THE EXERCISE — Collect all lines from the records below that include the word "simul".

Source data
# # # # #
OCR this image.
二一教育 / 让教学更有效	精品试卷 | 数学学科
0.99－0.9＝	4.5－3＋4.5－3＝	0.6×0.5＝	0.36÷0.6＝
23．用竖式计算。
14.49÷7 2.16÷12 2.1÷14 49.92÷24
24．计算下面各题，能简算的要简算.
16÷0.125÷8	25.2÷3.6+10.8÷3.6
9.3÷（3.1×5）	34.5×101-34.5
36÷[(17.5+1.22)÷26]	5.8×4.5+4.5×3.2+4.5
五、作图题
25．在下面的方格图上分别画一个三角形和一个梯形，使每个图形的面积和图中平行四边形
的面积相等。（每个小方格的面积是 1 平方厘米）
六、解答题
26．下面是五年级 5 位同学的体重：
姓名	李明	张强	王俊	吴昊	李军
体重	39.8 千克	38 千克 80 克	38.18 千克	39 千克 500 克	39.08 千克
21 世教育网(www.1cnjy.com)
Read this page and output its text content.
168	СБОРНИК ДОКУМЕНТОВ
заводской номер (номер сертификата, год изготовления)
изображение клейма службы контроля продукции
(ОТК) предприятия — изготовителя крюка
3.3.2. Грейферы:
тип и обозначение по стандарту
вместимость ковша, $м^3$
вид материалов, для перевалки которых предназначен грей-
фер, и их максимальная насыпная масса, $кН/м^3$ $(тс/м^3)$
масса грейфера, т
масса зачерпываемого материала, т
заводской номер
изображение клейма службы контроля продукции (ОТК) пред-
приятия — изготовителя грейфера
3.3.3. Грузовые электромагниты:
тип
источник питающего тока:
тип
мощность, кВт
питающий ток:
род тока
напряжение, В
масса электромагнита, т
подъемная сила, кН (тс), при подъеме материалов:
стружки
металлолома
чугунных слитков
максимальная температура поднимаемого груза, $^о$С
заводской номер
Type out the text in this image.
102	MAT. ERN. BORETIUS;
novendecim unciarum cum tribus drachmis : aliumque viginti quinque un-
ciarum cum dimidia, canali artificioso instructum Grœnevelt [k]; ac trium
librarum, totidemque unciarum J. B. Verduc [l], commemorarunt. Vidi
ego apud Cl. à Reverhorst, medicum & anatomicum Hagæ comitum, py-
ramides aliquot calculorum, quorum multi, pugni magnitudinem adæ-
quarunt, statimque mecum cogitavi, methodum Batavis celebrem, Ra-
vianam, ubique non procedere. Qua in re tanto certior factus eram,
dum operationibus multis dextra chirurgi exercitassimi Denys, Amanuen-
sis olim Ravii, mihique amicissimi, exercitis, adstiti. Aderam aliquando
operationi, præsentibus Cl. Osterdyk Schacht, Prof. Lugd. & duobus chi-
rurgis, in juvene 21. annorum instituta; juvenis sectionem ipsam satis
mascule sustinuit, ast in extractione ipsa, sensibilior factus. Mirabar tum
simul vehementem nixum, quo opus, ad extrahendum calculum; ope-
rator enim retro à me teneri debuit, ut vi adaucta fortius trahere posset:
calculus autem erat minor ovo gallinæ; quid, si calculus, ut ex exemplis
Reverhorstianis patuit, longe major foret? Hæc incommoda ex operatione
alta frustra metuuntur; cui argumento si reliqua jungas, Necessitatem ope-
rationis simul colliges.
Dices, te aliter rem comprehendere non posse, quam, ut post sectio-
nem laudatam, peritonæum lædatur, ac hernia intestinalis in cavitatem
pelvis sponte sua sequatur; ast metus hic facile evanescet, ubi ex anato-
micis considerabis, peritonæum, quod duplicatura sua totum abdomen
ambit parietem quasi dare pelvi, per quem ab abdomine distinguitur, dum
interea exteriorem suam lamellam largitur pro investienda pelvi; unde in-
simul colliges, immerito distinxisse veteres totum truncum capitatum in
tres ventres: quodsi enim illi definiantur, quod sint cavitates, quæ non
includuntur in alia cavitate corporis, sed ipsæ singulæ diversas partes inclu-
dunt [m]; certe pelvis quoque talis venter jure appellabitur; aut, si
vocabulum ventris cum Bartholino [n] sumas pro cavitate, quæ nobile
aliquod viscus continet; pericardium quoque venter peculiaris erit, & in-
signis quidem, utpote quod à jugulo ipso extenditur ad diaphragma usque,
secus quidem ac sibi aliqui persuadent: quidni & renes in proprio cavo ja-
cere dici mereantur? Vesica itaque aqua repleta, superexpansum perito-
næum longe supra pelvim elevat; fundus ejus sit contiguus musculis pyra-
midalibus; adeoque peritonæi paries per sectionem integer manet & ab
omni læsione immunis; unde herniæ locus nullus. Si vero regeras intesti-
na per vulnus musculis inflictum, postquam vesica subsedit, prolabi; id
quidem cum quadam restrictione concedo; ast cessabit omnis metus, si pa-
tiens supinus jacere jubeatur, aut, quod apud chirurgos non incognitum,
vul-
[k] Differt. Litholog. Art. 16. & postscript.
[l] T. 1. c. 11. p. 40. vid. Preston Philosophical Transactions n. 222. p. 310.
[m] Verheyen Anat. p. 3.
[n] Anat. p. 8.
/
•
# # # # #
RESPONSE —
simul vehementem nixum, quo opus, ad extrahendum calculum; ope-
rationis simul colliges.
simul colliges, immerito distinxisse veteres totum truncum capitatum in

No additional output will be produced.